* BEGIN *

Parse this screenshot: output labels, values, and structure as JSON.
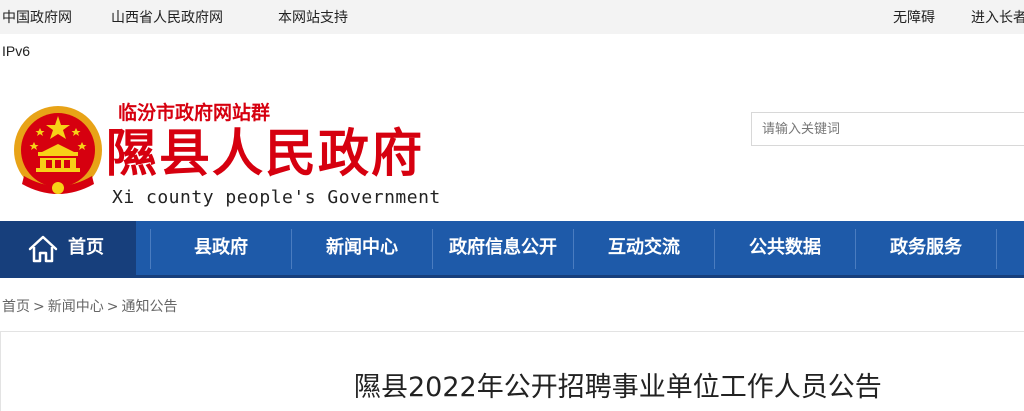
{
  "topbar": {
    "links": [
      "中国政府网",
      "山西省人民政府网",
      "本网站支持"
    ],
    "accessibility": "无障碍",
    "elder_mode": "进入长者"
  },
  "ipv6": "IPv6",
  "header": {
    "site_group": "临汾市政府网站群",
    "title": "隰县人民政府",
    "subtitle": "Xi county people's Government",
    "search_placeholder": "请输入关键词"
  },
  "nav": {
    "items": [
      "首页",
      "县政府",
      "新闻中心",
      "政府信息公开",
      "互动交流",
      "公共数据",
      "政务服务"
    ]
  },
  "breadcrumb": [
    "首页",
    "新闻中心",
    "通知公告"
  ],
  "article": {
    "title": "隰县2022年公开招聘事业单位工作人员公告"
  },
  "colors": {
    "brand_red": "#d6000f",
    "nav_blue": "#1e5aa9",
    "nav_active": "#173f7c"
  }
}
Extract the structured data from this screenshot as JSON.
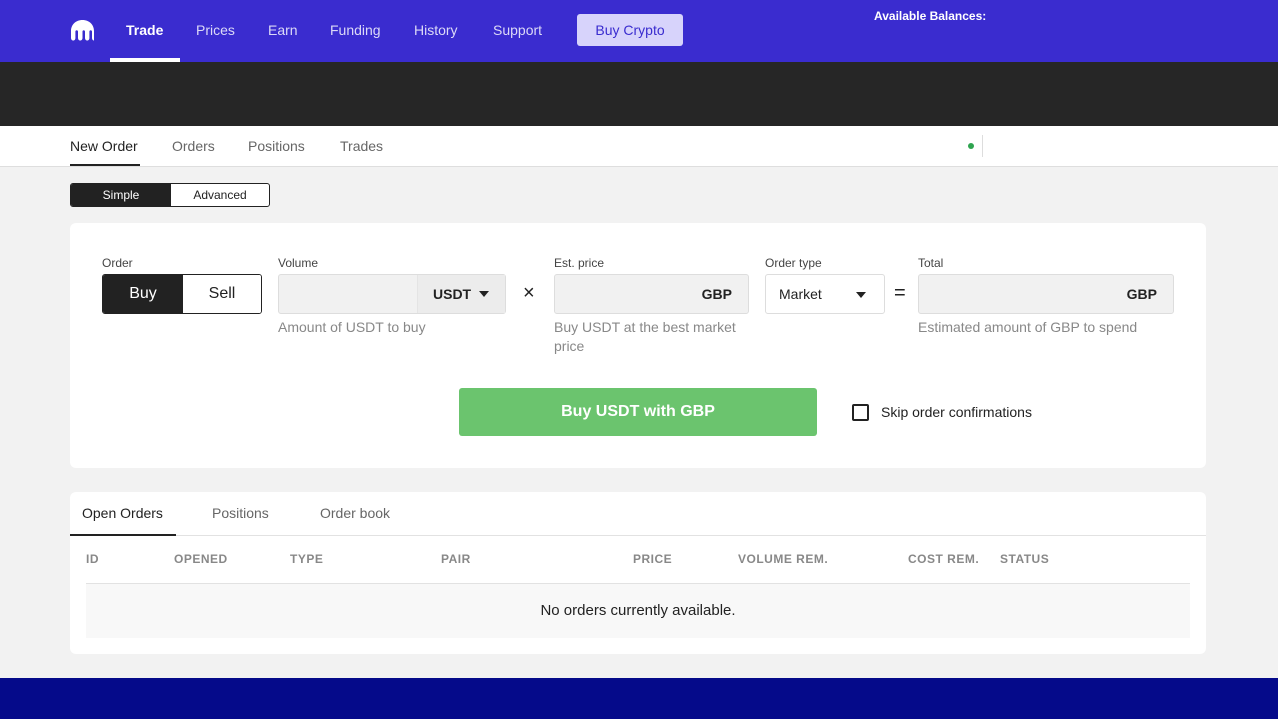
{
  "topnav": {
    "logo_icon": "kraken-logo-icon",
    "items": [
      {
        "label": "Trade",
        "active": true
      },
      {
        "label": "Prices",
        "active": false
      },
      {
        "label": "Earn",
        "active": false
      },
      {
        "label": "Funding",
        "active": false
      },
      {
        "label": "History",
        "active": false
      },
      {
        "label": "Support",
        "active": false
      }
    ],
    "buy_crypto_label": "Buy Crypto",
    "balances_label": "Available Balances:",
    "background_color": "#3a2ccf"
  },
  "subtabs": {
    "items": [
      {
        "label": "New Order",
        "active": true
      },
      {
        "label": "Orders",
        "active": false
      },
      {
        "label": "Positions",
        "active": false
      },
      {
        "label": "Trades",
        "active": false
      }
    ],
    "status_color": "#2ea44f"
  },
  "mode_toggle": {
    "simple_label": "Simple",
    "advanced_label": "Advanced",
    "selected": "Simple"
  },
  "order_form": {
    "order_label": "Order",
    "buy_label": "Buy",
    "sell_label": "Sell",
    "side_selected": "Buy",
    "volume_label": "Volume",
    "volume_value": "",
    "volume_unit": "USDT",
    "volume_hint": "Amount of USDT to buy",
    "multiply_symbol": "×",
    "est_price_label": "Est. price",
    "est_price_value": "",
    "est_price_unit": "GBP",
    "est_price_hint": "Buy USDT at the best market price",
    "order_type_label": "Order type",
    "order_type_value": "Market",
    "equals_symbol": "=",
    "total_label": "Total",
    "total_value": "",
    "total_unit": "GBP",
    "total_hint": "Estimated amount of GBP to spend",
    "submit_label": "Buy USDT with GBP",
    "submit_color": "#6bc46e",
    "skip_confirm_label": "Skip order confirmations",
    "skip_confirm_checked": false
  },
  "orders_panel": {
    "tabs": [
      {
        "label": "Open Orders",
        "active": true
      },
      {
        "label": "Positions",
        "active": false
      },
      {
        "label": "Order book",
        "active": false
      }
    ],
    "columns": [
      "ID",
      "OPENED",
      "TYPE",
      "PAIR",
      "PRICE",
      "VOLUME REM.",
      "COST REM.",
      "STATUS"
    ],
    "empty_message": "No orders currently available."
  }
}
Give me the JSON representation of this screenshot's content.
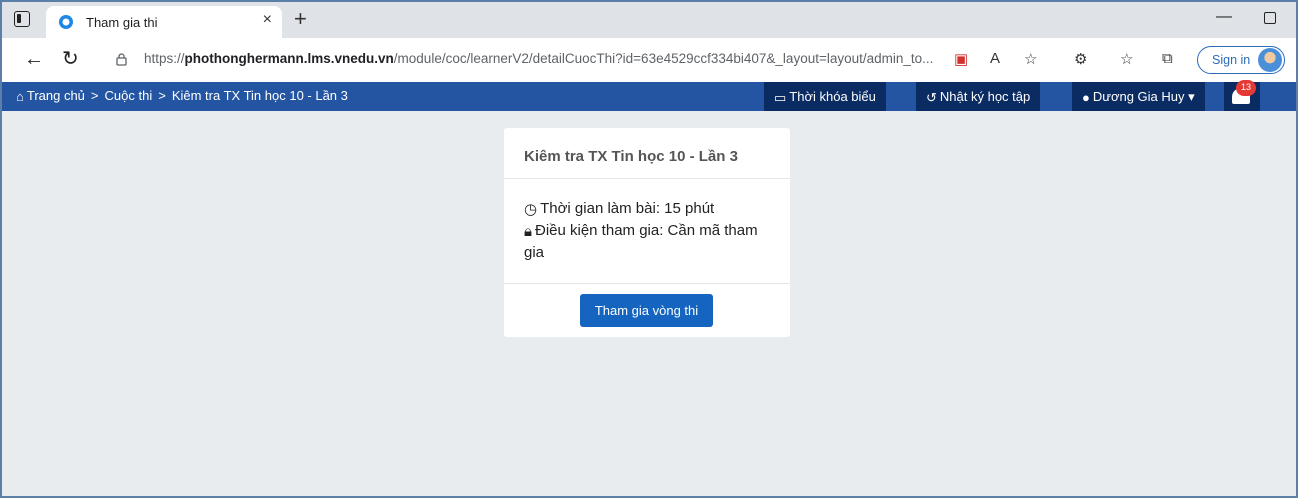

* END *

Exercise:
The pictures should not appear in the copy; every other part of the records above must be returned exactly.

Task output:
Parse this screenshot: output labels, values, and structure as JSON.
{
  "topbar": {
    "links": [
      "中国政府网",
      "山西省人民政府网",
      "本网站支持"
    ],
    "accessibility": "无障碍",
    "elder_mode": "进入长者"
  },
  "ipv6": "IPv6",
  "header": {
    "site_group": "临汾市政府网站群",
    "title": "隰县人民政府",
    "subtitle": "Xi county people's Government",
    "search_placeholder": "请输入关键词"
  },
  "nav": {
    "items": [
      "首页",
      "县政府",
      "新闻中心",
      "政府信息公开",
      "互动交流",
      "公共数据",
      "政务服务"
    ]
  },
  "breadcrumb": [
    "首页",
    "新闻中心",
    "通知公告"
  ],
  "article": {
    "title": "隰县2022年公开招聘事业单位工作人员公告"
  },
  "colors": {
    "brand_red": "#d6000f",
    "nav_blue": "#1e5aa9",
    "nav_active": "#173f7c"
  }
}
Extract the structured data from this screenshot as JSON.
{
  "topnav": {
    "logo_icon": "kraken-logo-icon",
    "items": [
      {
        "label": "Trade",
        "active": true
      },
      {
        "label": "Prices",
        "active": false
      },
      {
        "label": "Earn",
        "active": false
      },
      {
        "label": "Funding",
        "active": false
      },
      {
        "label": "History",
        "active": false
      },
      {
        "label": "Support",
        "active": false
      }
    ],
    "buy_crypto_label": "Buy Crypto",
    "balances_label": "Available Balances:",
    "background_color": "#3a2ccf"
  },
  "subtabs": {
    "items": [
      {
        "label": "New Order",
        "active": true
      },
      {
        "label": "Orders",
        "active": false
      },
      {
        "label": "Positions",
        "active": false
      },
      {
        "label": "Trades",
        "active": false
      }
    ],
    "status_color": "#2ea44f"
  },
  "mode_toggle": {
    "simple_label": "Simple",
    "advanced_label": "Advanced",
    "selected": "Simple"
  },
  "order_form": {
    "order_label": "Order",
    "buy_label": "Buy",
    "sell_label": "Sell",
    "side_selected": "Buy",
    "volume_label": "Volume",
    "volume_value": "",
    "volume_unit": "USDT",
    "volume_hint": "Amount of USDT to buy",
    "multiply_symbol": "×",
    "est_price_label": "Est. price",
    "est_price_value": "",
    "est_price_unit": "GBP",
    "est_price_hint": "Buy USDT at the best market price",
    "order_type_label": "Order type",
    "order_type_value": "Market",
    "equals_symbol": "=",
    "total_label": "Total",
    "total_value": "",
    "total_unit": "GBP",
    "total_hint": "Estimated amount of GBP to spend",
    "submit_label": "Buy USDT with GBP",
    "submit_color": "#6bc46e",
    "skip_confirm_label": "Skip order confirmations",
    "skip_confirm_checked": false
  },
  "orders_panel": {
    "tabs": [
      {
        "label": "Open Orders",
        "active": true
      },
      {
        "label": "Positions",
        "active": false
      },
      {
        "label": "Order book",
        "active": false
      }
    ],
    "columns": [
      "ID",
      "OPENED",
      "TYPE",
      "PAIR",
      "PRICE",
      "VOLUME REM.",
      "COST REM.",
      "STATUS"
    ],
    "empty_message": "No orders currently available."
  }
}
Give me the JSON representation of this screenshot's content.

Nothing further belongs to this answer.